## [Supplied passage]

# Manchester Reptile Club 14 (Feb 26th)



## mrcriss (Nov 2, 2010)

Here you go Boys & Girls.










Just a social evening for the February meet......we can't have major events EVERY month 
There's tons of good stuff coming up later in the year, including a MAHOOSIVE (secret) publicity event that will make last year's tele show seem like ceebeebies! (more about that closer to the time)

Our busy Facebook groups are where everything gets announced first these days, and are great places for lively friendly banter and classified ads.
Here's the chat group link:
https://www.facebook.com/groups/Manc...group_activity

And here's the classifieds group:
https://www.facebook.com/groups/190407401027662/

Please please please pay a little attention to the rules stated on the poster here, 'cos the committee are a little bit tired of being dragged to one side at the meets by people moaning at us about them......there's only a few rules, and they're there to keep as many people happy as possible 

Have a lovely few weeks, and I'll see you soon! x


----------



## [email protected] (Oct 22, 2008)

AWESOME!!!!!!!!!!!!!!!!!!!!!!!!!! 
:roll2::roll2::roll2:


----------



## topov001 (Jan 25, 2011)

Bump  

Really is a great night for all those that can get there.


----------



## Bensreptiles1 (May 26, 2011)

Bump.:up: Come on people this is one of the best reptile clubs around  :no1:


----------



## julie and iain (Nov 18, 2011)

oooh chris, keeping us gyessing eh??? we ll be there anyway as usual. lots of love, really enjoyed jans.:flrt:


----------



## mrcriss (Nov 2, 2010)

## [Complete the following]
**a)** According to the forum thread about the club meeting, where does everything get announced first these days?
**b)** In the records, reproduce verbatim the part that opens with the line containing "Give bounding boxes" and closes with the line containing "staticText: 35 443569", including both of those lines.

## [Dataset content]
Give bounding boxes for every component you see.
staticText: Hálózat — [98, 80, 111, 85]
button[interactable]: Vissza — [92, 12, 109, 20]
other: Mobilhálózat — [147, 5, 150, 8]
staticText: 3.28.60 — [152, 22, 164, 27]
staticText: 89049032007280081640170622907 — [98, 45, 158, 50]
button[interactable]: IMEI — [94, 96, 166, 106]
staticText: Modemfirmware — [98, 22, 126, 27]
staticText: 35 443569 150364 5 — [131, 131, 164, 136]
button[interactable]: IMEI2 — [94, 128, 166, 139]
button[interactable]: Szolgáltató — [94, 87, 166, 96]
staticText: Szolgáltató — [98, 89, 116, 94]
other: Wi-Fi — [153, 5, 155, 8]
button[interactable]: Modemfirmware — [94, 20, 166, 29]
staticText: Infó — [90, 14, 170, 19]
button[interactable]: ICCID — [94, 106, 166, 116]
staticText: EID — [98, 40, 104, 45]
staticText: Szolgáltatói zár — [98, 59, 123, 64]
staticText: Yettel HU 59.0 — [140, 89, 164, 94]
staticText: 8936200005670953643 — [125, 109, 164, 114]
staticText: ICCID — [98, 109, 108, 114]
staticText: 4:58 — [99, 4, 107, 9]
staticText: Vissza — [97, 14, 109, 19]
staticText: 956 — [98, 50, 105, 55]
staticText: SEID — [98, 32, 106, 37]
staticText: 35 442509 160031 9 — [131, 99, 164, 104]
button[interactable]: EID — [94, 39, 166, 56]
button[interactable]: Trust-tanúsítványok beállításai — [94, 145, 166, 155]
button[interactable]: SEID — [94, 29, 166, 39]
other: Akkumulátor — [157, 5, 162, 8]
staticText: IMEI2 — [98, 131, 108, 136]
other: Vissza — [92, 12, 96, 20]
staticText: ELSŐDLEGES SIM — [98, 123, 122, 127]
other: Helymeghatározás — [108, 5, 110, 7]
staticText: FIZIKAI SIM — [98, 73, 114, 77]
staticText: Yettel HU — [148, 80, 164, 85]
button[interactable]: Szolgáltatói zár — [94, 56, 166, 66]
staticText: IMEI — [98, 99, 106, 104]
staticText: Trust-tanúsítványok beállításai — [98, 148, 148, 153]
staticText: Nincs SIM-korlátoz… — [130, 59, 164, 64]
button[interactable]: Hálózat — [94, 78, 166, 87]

* * *

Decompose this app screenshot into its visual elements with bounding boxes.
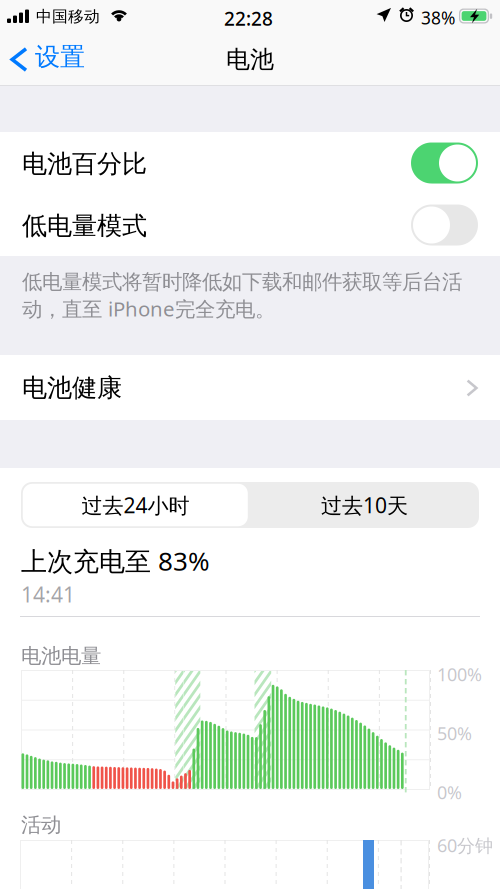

## [Answers provided]
**a)** The club's Facebook groups.

**b)**
Give bounding boxes for every component you see.
staticText: Hálózat — [98, 80, 111, 85]
button[interactable]: Vissza — [92, 12, 109, 20]
other: Mobilhálózat — [147, 5, 150, 8]
staticText: 3.28.60 — [152, 22, 164, 27]
staticText: 89049032007280081640170622907 — [98, 45, 158, 50]
button[interactable]: IMEI — [94, 96, 166, 106]
staticText: Modemfirmware — [98, 22, 126, 27]
staticText: 35 443569 150364 5 — [131, 131, 164, 136]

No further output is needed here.